--- START SOURCE RECORDS ---
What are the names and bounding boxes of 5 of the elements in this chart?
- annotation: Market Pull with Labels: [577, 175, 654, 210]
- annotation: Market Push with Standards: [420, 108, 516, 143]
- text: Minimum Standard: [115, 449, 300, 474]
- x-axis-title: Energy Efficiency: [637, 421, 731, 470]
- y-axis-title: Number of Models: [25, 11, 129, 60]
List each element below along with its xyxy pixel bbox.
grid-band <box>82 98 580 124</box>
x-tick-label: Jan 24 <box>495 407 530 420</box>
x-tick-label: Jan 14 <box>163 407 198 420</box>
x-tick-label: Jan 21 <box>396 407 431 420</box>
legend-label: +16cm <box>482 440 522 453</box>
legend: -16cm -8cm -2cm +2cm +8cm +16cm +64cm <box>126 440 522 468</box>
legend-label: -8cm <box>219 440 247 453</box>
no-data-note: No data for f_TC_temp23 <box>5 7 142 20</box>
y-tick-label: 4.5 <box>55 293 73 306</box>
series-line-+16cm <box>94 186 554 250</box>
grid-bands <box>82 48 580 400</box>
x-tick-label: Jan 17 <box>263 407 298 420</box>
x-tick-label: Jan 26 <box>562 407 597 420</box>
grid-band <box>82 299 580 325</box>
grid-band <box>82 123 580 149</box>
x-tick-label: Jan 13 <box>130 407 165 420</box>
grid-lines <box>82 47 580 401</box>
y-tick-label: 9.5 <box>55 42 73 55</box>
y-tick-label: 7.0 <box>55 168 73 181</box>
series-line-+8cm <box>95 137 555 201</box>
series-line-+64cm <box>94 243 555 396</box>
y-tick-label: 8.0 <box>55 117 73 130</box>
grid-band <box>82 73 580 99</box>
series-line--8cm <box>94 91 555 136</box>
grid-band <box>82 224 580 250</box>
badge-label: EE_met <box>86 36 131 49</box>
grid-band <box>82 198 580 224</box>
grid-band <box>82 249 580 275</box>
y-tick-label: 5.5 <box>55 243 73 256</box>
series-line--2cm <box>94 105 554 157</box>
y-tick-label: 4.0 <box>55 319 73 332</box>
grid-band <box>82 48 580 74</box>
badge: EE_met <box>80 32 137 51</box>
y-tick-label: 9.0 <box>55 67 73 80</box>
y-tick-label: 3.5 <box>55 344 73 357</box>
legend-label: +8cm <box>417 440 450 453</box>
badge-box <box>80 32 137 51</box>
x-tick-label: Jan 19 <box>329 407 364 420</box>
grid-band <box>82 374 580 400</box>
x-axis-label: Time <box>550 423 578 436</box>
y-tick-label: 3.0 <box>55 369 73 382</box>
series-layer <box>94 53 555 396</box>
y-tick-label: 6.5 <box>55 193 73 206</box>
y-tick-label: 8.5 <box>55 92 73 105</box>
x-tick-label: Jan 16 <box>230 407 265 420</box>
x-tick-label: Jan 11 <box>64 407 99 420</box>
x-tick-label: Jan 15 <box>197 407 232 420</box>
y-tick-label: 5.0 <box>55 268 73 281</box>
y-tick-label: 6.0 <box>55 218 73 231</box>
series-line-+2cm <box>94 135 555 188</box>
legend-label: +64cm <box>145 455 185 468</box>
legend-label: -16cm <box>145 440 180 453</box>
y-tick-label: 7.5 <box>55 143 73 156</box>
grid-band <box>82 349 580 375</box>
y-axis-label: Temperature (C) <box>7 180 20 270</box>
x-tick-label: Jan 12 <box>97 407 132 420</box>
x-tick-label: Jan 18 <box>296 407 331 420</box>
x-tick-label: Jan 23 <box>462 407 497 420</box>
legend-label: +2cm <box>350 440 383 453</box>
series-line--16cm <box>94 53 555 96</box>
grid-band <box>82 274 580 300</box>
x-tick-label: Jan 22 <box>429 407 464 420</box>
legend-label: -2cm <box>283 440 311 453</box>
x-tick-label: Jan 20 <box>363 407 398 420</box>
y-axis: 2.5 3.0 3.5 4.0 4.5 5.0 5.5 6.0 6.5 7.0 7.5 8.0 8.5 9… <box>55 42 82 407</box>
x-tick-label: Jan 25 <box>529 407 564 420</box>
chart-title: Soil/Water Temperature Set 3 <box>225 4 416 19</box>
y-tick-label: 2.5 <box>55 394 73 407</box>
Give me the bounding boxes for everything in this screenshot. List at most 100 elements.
--- END SOURCE RECORDS ---
--- START SOURCE RECORDS ---
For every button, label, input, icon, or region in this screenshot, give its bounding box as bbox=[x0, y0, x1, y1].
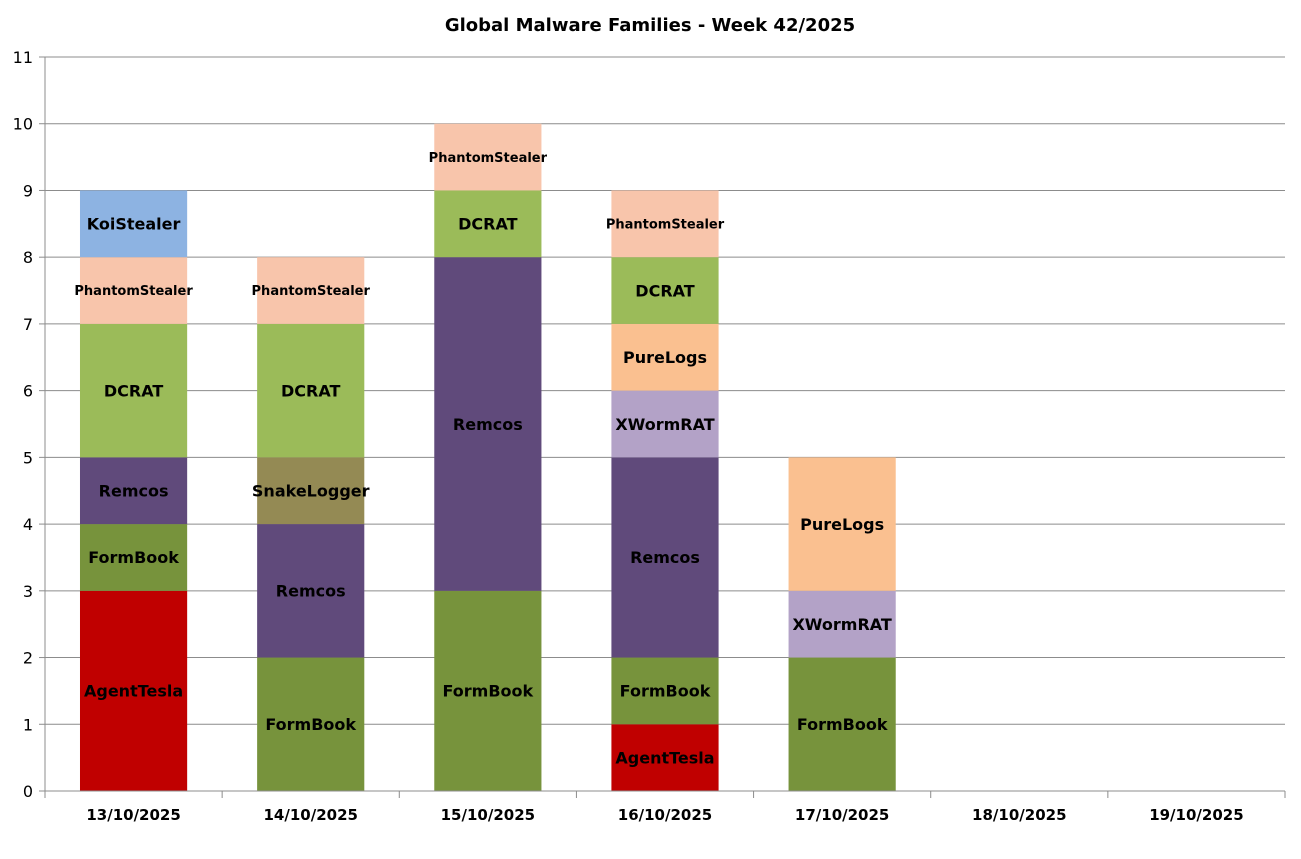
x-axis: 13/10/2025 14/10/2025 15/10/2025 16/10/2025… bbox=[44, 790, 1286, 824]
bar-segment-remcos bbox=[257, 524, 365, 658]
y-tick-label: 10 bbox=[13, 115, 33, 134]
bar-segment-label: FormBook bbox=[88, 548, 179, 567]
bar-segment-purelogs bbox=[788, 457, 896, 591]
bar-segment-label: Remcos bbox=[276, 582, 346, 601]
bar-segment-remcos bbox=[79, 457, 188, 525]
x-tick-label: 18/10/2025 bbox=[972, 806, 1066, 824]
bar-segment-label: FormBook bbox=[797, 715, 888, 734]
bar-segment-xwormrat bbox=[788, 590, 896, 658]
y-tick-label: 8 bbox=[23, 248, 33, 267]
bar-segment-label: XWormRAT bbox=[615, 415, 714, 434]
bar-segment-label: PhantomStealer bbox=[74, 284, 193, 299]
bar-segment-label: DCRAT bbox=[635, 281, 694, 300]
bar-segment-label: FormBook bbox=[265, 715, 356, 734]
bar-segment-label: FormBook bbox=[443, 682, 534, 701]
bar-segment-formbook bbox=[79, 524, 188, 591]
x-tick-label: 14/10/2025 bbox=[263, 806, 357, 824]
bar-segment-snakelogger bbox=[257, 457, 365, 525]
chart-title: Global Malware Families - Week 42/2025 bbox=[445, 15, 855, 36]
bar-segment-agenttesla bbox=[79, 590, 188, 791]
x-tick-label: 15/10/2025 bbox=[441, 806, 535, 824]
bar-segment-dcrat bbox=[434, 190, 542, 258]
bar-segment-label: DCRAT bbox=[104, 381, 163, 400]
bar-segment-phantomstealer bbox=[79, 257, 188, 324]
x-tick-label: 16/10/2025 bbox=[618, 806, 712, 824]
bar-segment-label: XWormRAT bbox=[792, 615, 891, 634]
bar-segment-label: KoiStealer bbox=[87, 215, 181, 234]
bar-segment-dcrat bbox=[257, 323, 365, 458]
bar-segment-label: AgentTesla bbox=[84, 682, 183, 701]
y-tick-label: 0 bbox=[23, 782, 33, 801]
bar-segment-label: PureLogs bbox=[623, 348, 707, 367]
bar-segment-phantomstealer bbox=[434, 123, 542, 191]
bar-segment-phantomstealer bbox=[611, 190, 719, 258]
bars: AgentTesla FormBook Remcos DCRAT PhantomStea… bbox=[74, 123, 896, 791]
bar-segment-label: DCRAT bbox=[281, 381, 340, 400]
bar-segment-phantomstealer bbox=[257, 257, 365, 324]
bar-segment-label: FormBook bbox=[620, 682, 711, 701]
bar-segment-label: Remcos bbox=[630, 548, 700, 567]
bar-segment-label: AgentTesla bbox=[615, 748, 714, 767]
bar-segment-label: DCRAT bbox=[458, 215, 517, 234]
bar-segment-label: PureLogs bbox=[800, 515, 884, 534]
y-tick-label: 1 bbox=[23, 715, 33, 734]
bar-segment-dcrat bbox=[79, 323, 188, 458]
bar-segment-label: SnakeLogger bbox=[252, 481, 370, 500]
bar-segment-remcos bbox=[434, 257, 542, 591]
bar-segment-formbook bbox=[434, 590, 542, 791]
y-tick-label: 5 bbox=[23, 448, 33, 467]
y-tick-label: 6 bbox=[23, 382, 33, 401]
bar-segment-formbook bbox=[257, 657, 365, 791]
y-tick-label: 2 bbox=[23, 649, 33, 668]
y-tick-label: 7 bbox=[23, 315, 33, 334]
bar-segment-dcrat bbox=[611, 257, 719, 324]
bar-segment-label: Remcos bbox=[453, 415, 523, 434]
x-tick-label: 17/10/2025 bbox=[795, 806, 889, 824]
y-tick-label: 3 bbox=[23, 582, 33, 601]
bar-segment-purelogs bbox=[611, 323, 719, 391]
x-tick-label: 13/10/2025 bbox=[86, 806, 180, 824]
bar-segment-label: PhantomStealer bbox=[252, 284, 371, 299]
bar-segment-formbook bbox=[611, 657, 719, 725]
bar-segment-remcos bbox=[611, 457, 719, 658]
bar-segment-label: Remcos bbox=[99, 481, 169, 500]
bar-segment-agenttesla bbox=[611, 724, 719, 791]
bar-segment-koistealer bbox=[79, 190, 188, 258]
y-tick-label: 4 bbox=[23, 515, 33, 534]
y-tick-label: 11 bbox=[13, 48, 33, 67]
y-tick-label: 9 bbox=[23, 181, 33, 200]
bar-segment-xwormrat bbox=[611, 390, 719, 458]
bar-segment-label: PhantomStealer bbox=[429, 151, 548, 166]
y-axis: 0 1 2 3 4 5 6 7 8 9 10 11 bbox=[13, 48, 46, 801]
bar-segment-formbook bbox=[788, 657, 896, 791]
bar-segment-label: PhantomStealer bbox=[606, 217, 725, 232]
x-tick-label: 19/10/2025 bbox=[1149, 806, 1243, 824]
--- END SOURCE RECORDS ---
TASK GOAL: Reproduce the rows from the line containing "What are the" through the line containing "x-tick-label: Jan 26", inclusive, without any change.

SOLUTION TO THIS EXERCISE:
What are the names and bounding boxes of 5 of the elements in this chart?
- annotation: Market Pull with Labels: [577, 175, 654, 210]
- annotation: Market Push with Standards: [420, 108, 516, 143]
- text: Minimum Standard: [115, 449, 300, 474]
- x-axis-title: Energy Efficiency: [637, 421, 731, 470]
- y-axis-title: Number of Models: [25, 11, 129, 60]
List each element below along with its xyxy pixel bbox.
grid-band <box>82 98 580 124</box>
x-tick-label: Jan 24 <box>495 407 530 420</box>
x-tick-label: Jan 14 <box>163 407 198 420</box>
x-tick-label: Jan 21 <box>396 407 431 420</box>
legend-label: +16cm <box>482 440 522 453</box>
legend: -16cm -8cm -2cm +2cm +8cm +16cm +64cm <box>126 440 522 468</box>
legend-label: -8cm <box>219 440 247 453</box>
no-data-note: No data for f_TC_temp23 <box>5 7 142 20</box>
y-tick-label: 4.5 <box>55 293 73 306</box>
series-line-+16cm <box>94 186 554 250</box>
grid-bands <box>82 48 580 400</box>
x-tick-label: Jan 17 <box>263 407 298 420</box>
x-tick-label: Jan 26 <box>562 407 597 420</box>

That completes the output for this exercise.